> Problem statement:
Put every line of the records below into a Markdown table. Use two columns, Row for the row number and Line for the line itself, and leave out blank lines.
----- Data entries
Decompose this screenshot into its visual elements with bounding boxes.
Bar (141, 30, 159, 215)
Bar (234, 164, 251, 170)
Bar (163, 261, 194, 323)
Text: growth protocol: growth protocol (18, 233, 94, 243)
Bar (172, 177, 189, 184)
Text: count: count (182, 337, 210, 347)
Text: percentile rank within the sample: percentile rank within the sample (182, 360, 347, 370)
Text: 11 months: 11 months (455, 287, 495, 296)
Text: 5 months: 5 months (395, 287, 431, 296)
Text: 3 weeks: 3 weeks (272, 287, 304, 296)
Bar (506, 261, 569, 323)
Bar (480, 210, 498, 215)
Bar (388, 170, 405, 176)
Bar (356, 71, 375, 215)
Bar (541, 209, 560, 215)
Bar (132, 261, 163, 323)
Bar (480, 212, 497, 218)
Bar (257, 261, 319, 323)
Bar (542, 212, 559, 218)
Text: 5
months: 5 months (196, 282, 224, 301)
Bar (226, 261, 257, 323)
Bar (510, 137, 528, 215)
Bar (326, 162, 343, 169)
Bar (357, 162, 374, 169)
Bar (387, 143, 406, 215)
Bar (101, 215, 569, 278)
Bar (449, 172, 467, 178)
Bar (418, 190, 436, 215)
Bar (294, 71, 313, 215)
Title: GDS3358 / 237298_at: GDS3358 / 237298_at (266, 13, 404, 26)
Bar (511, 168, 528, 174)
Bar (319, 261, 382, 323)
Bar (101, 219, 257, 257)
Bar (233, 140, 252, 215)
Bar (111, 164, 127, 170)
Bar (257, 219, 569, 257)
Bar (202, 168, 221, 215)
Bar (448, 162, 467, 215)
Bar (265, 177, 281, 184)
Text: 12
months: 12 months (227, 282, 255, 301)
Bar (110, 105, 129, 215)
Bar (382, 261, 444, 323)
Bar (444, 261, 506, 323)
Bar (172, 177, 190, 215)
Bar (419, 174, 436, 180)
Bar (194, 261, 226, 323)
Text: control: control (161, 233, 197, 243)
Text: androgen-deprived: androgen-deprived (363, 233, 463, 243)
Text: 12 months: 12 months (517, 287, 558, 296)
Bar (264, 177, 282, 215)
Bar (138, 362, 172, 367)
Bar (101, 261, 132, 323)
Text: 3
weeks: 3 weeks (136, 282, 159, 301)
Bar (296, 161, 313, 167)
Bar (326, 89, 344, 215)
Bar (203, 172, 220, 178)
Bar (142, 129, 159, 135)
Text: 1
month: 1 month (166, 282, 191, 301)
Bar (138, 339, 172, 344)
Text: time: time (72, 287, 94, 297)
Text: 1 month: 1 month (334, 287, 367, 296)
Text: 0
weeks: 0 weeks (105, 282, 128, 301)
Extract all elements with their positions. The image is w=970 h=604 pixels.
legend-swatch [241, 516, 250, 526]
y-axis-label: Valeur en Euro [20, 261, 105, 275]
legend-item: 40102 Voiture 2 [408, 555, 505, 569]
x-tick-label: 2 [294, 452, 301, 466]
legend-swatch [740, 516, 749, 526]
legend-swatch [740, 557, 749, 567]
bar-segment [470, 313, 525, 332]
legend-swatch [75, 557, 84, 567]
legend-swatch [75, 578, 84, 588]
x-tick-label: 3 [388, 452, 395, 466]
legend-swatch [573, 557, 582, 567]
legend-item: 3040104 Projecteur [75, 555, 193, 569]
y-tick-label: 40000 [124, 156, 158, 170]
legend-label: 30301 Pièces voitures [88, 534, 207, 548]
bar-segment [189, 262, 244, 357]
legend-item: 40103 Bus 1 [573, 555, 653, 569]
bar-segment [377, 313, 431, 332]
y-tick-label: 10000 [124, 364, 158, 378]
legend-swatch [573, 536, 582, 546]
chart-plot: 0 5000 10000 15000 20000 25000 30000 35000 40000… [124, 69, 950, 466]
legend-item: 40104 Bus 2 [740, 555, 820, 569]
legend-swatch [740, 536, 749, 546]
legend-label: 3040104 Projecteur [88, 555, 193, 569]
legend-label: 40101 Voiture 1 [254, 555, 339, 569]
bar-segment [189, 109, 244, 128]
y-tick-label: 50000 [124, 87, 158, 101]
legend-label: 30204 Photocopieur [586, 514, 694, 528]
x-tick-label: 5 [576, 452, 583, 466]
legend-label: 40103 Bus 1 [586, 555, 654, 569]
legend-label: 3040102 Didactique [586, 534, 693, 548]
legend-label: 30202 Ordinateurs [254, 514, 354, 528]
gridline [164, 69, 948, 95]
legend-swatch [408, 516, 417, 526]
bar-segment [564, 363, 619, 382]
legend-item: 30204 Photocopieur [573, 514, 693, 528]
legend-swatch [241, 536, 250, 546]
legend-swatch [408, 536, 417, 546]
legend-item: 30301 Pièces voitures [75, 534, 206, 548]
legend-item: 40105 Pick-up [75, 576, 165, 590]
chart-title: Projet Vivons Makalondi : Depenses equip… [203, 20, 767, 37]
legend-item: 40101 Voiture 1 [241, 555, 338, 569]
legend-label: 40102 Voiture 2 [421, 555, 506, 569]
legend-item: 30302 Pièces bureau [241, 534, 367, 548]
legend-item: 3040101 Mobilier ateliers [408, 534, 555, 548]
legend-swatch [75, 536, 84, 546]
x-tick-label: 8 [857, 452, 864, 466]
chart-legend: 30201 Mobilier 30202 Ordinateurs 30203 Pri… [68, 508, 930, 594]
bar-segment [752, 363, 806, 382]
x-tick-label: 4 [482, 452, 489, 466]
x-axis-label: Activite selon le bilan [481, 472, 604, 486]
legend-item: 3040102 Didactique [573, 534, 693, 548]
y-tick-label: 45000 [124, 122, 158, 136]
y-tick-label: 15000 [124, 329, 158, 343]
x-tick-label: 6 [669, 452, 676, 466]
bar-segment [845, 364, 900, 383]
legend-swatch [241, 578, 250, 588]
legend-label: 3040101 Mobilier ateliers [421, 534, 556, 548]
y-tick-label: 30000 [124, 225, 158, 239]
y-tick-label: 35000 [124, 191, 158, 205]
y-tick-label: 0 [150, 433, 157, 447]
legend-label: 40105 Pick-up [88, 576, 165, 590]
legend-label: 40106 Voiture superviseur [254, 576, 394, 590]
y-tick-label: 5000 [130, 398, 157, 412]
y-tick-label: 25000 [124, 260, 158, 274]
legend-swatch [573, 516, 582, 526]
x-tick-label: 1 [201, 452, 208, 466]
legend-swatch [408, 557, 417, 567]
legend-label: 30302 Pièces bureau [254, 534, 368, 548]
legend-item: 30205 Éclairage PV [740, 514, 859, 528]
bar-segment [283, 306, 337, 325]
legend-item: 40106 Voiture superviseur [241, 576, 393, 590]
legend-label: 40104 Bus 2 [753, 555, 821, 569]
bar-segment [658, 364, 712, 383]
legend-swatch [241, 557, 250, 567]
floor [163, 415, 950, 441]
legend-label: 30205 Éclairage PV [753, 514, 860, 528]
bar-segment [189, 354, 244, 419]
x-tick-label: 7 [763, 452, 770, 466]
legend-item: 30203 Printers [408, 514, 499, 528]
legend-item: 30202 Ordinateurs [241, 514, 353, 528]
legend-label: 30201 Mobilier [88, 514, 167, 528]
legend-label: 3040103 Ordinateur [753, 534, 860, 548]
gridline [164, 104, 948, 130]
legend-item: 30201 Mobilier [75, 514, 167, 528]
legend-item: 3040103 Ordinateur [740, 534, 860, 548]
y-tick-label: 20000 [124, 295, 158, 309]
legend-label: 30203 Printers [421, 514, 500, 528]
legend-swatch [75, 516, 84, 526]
----------
> Solution to this exercise:
| Row | Line |
|---|---|
| 1 | Decompose this screenshot into its visual elements with bounding boxes. |
| 2 | Bar (141, 30, 159, 215) |
| 3 | Bar (234, 164, 251, 170) |
| 4 | Bar (163, 261, 194, 323) |
| 5 | Text: growth protocol: growth protocol (18, 233, 94, 243) |
| 6 | Bar (172, 177, 189, 184) |
| 7 | Text: count: count (182, 337, 210, 347) |
| 8 | Text: percentile rank within the sample: percentile rank within the sample (182, 360, 347, 370) |
| 9 | Text: 11 months: 11 months (455, 287, 495, 296) |
| 10 | Text: 5 months: 5 months (395, 287, 431, 296) |
| 11 | Text: 3 weeks: 3 weeks (272, 287, 304, 296) |
| 12 | Bar (506, 261, 569, 323) |
| 13 | Bar (480, 210, 498, 215) |
| 14 | Bar (388, 170, 405, 176) |
| 15 | Bar (356, 71, 375, 215) |
| 16 | Bar (541, 209, 560, 215) |
| 17 | Bar (132, 261, 163, 323) |
| 18 | Bar (480, 212, 497, 218) |
| 19 | Bar (257, 261, 319, 323) |
| 20 | Bar (542, 212, 559, 218) |
| 21 | Text: 5 |
| 22 | months: 5 months (196, 282, 224, 301) |
| 23 | Bar (226, 261, 257, 323) |
| 24 | Bar (510, 137, 528, 215) |
| 25 | Bar (326, 162, 343, 169) |
| 26 | Bar (357, 162, 374, 169) |
| 27 | Bar (387, 143, 406, 215) |
| 28 | Bar (101, 215, 569, 278) |
| 29 | Bar (449, 172, 467, 178) |
| 30 | Bar (418, 190, 436, 215) |
| 31 | Bar (294, 71, 313, 215) |
| 32 | Title: GDS3358 / 237298_at: GDS3358 / 237298_at (266, 13, 404, 26) |
| 33 | Bar (511, 168, 528, 174) |
| 34 | Bar (319, 261, 382, 323) |
| 35 | Bar (101, 219, 257, 257) |
| 36 | Bar (233, 140, 252, 215) |
| 37 | Bar (111, 164, 127, 170) |
| 38 | Bar (257, 219, 569, 257) |
| 39 | Bar (202, 168, 221, 215) |
| 40 | Bar (448, 162, 467, 215) |
| 41 | Bar (265, 177, 281, 184) |
| 42 | Text: 12 |
| 43 | months: 12 months (227, 282, 255, 301) |
| 44 | Bar (110, 105, 129, 215) |
| 45 | Bar (382, 261, 444, 323) |
| 46 | Bar (444, 261, 506, 323) |
| 47 | Bar (172, 177, 190, 215) |
| 48 | Bar (419, 174, 436, 180) |
| 49 | Bar (194, 261, 226, 323) |
| 50 | Text: control: control (161, 233, 197, 243) |
| 51 | Text: androgen-deprived: androgen-deprived (363, 233, 463, 243) |
| 52 | Text: 12 months: 12 months (517, 287, 558, 296) |
| 53 | Bar (264, 177, 282, 215) |
| 54 | Bar (138, 362, 172, 367) |
| 55 | Bar (101, 261, 132, 323) |
| 56 | Text: 3 |
| 57 | weeks: 3 weeks (136, 282, 159, 301) |
| 58 | Bar (296, 161, 313, 167) |
| 59 | Bar (326, 89, 344, 215) |
| 60 | Bar (203, 172, 220, 178) |
| 61 | Bar (142, 129, 159, 135) |
| 62 | Text: 1 |
| 63 | month: 1 month (166, 282, 191, 301) |
| 64 | Bar (138, 339, 172, 344) |
| 65 | Text: time: time (72, 287, 94, 297) |
| 66 | Text: 1 month: 1 month (334, 287, 367, 296) |
| 67 | Text: 0 |
| 68 | weeks: 0 weeks (105, 282, 128, 301) |
| 69 | Extract all elements with their positions. The image is w=970 h=604 pixels. |
| 70 | legend-swatch [241, 516, 250, 526] |
| 71 | y-axis-label: Valeur en Euro [20, 261, 105, 275] |
| 72 | legend-item: 40102 Voiture 2 [408, 555, 505, 569] |
| 73 | x-tick-label: 2 [294, 452, 301, 466] |
| 74 | legend-swatch [740, 516, 749, 526] |
| 75 | legend-swatch [740, 557, 749, 567] |
| 76 | bar-segment [470, 313, 525, 332] |
| 77 | legend-swatch [75, 557, 84, 567] |
| 78 | legend-swatch [75, 578, 84, 588] |
| 79 | x-tick-label: 3 [388, 452, 395, 466] |
| 80 | legend-swatch [573, 557, 582, 567] |
| 81 | legend-item: 3040104 Projecteur [75, 555, 193, 569] |
| 82 | y-tick-label: 40000 [124, 156, 158, 170] |
| 83 | legend-label: 30301 Pièces voitures [88, 534, 207, 548] |
| 84 | bar-segment [189, 262, 244, 357] |
| 85 | legend-item: 40103 Bus 1 [573, 555, 653, 569] |
| 86 | bar-segment [377, 313, 431, 332] |
| 87 | y-tick-label: 10000 [124, 364, 158, 378] |
| 88 | legend-swatch [573, 536, 582, 546] |
| 89 | chart-plot: 0 5000 10000 15000 20000 25000 30000 35000 40000… [124, 69, 950, 466] |
| 90 | legend-item: 40104 Bus 2 [740, 555, 820, 569] |
| 91 | legend-swatch [740, 536, 749, 546] |
| 92 | legend-label: 3040104 Projecteur [88, 555, 193, 569] |
| 93 | legend-label: 40101 Voiture 1 [254, 555, 339, 569] |
| 94 | bar-segment [189, 109, 244, 128] |
| 95 | y-tick-label: 50000 [124, 87, 158, 101] |
| 96 | legend-label: 30204 Photocopieur [586, 514, 694, 528] |
| 97 | x-tick-label: 5 [576, 452, 583, 466] |
| 98 | legend-label: 40103 Bus 1 [586, 555, 654, 569] |
| 99 | legend-label: 3040102 Didactique [586, 534, 693, 548] |
| 100 | legend-label: 30202 Ordinateurs [254, 514, 354, 528] |
| 101 | gridline [164, 69, 948, 95] |
| 102 | legend-swatch [408, 516, 417, 526] |
| 103 | bar-segment [564, 363, 619, 382] |
| 104 | legend-item: 30204 Photocopieur [573, 514, 693, 528] |
| 105 | legend-swatch [241, 536, 250, 546] |
| 106 | legend-swatch [408, 536, 417, 546] |
| 107 | legend-item: 30301 Pièces voitures [75, 534, 206, 548] |
| 108 | legend-item: 40105 Pick-up [75, 576, 165, 590] |
| 109 | chart-title: Projet Vivons Makalondi : Depenses equip… [203, 20, 767, 37] |
| 110 | legend-item: 40101 Voiture 1 [241, 555, 338, 569] |
| 111 | legend-label: 40102 Voiture 2 [421, 555, 506, 569] |
| 112 | legend-item: 30302 Pièces bureau [241, 534, 367, 548] |
| 113 | legend-item: 3040101 Mobilier ateliers [408, 534, 555, 548] |
| 114 | legend-swatch [75, 536, 84, 546] |
| 115 | x-tick-label: 8 [857, 452, 864, 466] |
| 116 | chart-legend: 30201 Mobilier 30202 Ordinateurs 30203 Pri… [68, 508, 930, 594] |
| 117 | bar-segment [752, 363, 806, 382] |
| 118 | x-tick-label: 4 [482, 452, 489, 466] |
| 119 | x-axis-label: Activite selon le bilan [481, 472, 604, 486] |
| 120 | legend-item: 3040102 Didactique [573, 534, 693, 548] |
| 121 | y-tick-label: 45000 [124, 122, 158, 136] |
| 122 | y-tick-label: 15000 [124, 329, 158, 343] |
| 123 | x-tick-label: 6 [669, 452, 676, 466] |
| 124 | bar-segment [845, 364, 900, 383] |
| 125 | legend-swatch [241, 578, 250, 588] |
| 126 | legend-label: 3040101 Mobilier ateliers [421, 534, 556, 548] |
| 127 | y-tick-label: 30000 [124, 225, 158, 239] |
| 128 | y-tick-label: 35000 [124, 191, 158, 205] |
| 129 | y-tick-label: 0 [150, 433, 157, 447] |
| 130 | legend-label: 40105 Pick-up [88, 576, 165, 590] |
| 131 | legend-label: 40106 Voiture superviseur [254, 576, 394, 590] |
| 132 | y-tick-label: 5000 [130, 398, 157, 412] |
| 133 | y-tick-label: 25000 [124, 260, 158, 274] |
| 134 | legend-swatch [573, 516, 582, 526] |
| 135 | x-tick-label: 1 [201, 452, 208, 466] |
| 136 | legend-swatch [408, 557, 417, 567] |
| 137 | legend-label: 30302 Pièces bureau [254, 534, 368, 548] |
| 138 | legend-item: 30205 Éclairage PV [740, 514, 859, 528] |
| 139 | bar-segment [283, 306, 337, 325] |
| 140 | legend-item: 40106 Voiture superviseur [241, 576, 393, 590] |
| 141 | legend-label: 40104 Bus 2 [753, 555, 821, 569] |
| 142 | bar-segment [658, 364, 712, 383] |
| 143 | legend-swatch [241, 557, 250, 567] |
| 144 | floor [163, 415, 950, 441] |
| 145 | legend-label: 30205 Éclairage PV [753, 514, 860, 528] |
| 146 | bar-segment [189, 354, 244, 419] |
| 147 | x-tick-label: 7 [763, 452, 770, 466] |
| 148 | legend-item: 30203 Printers [408, 514, 499, 528] |
| 149 | legend-item: 30202 Ordinateurs [241, 514, 353, 528] |
| 150 | legend-label: 30201 Mobilier [88, 514, 167, 528] |
| 151 | legend-label: 3040103 Ordinateur [753, 534, 860, 548] |
| 152 | gridline [164, 104, 948, 130] |
| 153 | legend-item: 30201 Mobilier [75, 514, 167, 528] |
| 154 | legend-item: 3040103 Ordinateur [740, 534, 860, 548] |
| 155 | y-tick-label: 20000 [124, 295, 158, 309] |
| 156 | legend-label: 30203 Printers [421, 514, 500, 528] |
| 157 | legend-swatch [75, 516, 84, 526] |